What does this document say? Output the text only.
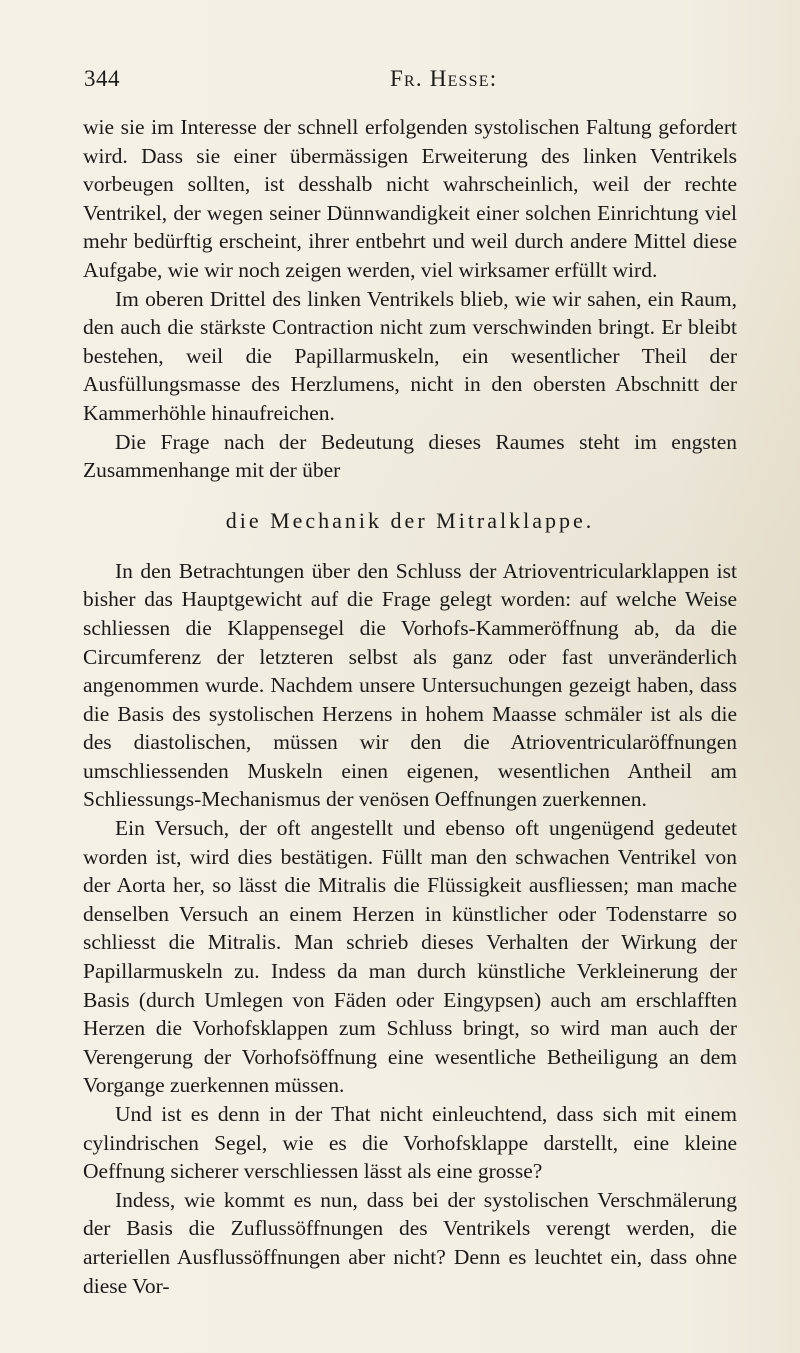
344	Fr. Hesse:

wie sie im Interesse der schnell erfolgenden systolischen Faltung gefordert wird. Dass sie einer übermässigen Erweiterung des linken Ventrikels vorbeugen sollten, ist desshalb nicht wahrscheinlich, weil der rechte Ventrikel, der wegen seiner Dünnwandigkeit einer solchen Einrichtung viel mehr bedürftig erscheint, ihrer entbehrt und weil durch andere Mittel diese Aufgabe, wie wir noch zeigen werden, viel wirksamer erfüllt wird.

Im oberen Drittel des linken Ventrikels blieb, wie wir sahen, ein Raum, den auch die stärkste Contraction nicht zum verschwinden bringt. Er bleibt bestehen, weil die Papillarmuskeln, ein wesentlicher Theil der Ausfüllungsmasse des Herzlumens, nicht in den obersten Abschnitt der Kammerhöhle hinaufreichen.

Die Frage nach der Bedeutung dieses Raumes steht im engsten Zusammenhange mit der über

die Mechanik der Mitralklappe.

In den Betrachtungen über den Schluss der Atrioventricularklappen ist bisher das Hauptgewicht auf die Frage gelegt worden: auf welche Weise schliessen die Klappensegel die Vorhofs-Kammeröffnung ab, da die Circumferenz der letzteren selbst als ganz oder fast unveränderlich angenommen wurde. Nachdem unsere Untersuchungen gezeigt haben, dass die Basis des systolischen Herzens in hohem Maasse schmäler ist als die des diastolischen, müssen wir den die Atrioventricularöffnungen umschliessenden Muskeln einen eigenen, wesentlichen Antheil am Schliessungs-Mechanismus der venösen Oeffnungen zuerkennen.

Ein Versuch, der oft angestellt und ebenso oft ungenügend gedeutet worden ist, wird dies bestätigen. Füllt man den schwachen Ventrikel von der Aorta her, so lässt die Mitralis die Flüssigkeit ausfliessen; man mache denselben Versuch an einem Herzen in künstlicher oder Todenstarre so schliesst die Mitralis. Man schrieb dieses Verhalten der Wirkung der Papillarmuskeln zu. Indess da man durch künstliche Verkleinerung der Basis (durch Umlegen von Fäden oder Eingypsen) auch am erschlafften Herzen die Vorhofsklappen zum Schluss bringt, so wird man auch der Verengerung der Vorhofsöffnung eine wesentliche Betheiligung an dem Vorgange zuerkennen müssen.

Und ist es denn in der That nicht einleuchtend, dass sich mit einem cylindrischen Segel, wie es die Vorhofsklappe darstellt, eine kleine Oeffnung sicherer verschliessen lässt als eine grosse?

Indess, wie kommt es nun, dass bei der systolischen Verschmälerung der Basis die Zuflussöffnungen des Ventrikels verengt werden, die arteriellen Ausflussöffnungen aber nicht? Denn es leuchtet ein, dass ohne diese Vor-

_What the task requires_.
If a line in the material above contains the word "werden", copy it.

_Problem solution_.
wie sie im Interesse der schnell erfolgenden systolischen Faltung gefordert wird. Dass sie einer übermässigen Erweiterung des linken Ventrikels vorbeugen sollten, ist desshalb nicht wahrscheinlich, weil der rechte Ventrikel, der wegen seiner Dünnwandigkeit einer solchen Einrichtung viel mehr bedürftig erscheint, ihrer entbehrt und weil durch andere Mittel diese Aufgabe, wie wir noch zeigen werden, viel wirksamer erfüllt wird.
Indess, wie kommt es nun, dass bei der systolischen Verschmälerung der Basis die Zuflussöffnungen des Ventrikels verengt werden, die arteriellen Ausflussöffnungen aber nicht? Denn es leuchtet ein, dass ohne diese Vor-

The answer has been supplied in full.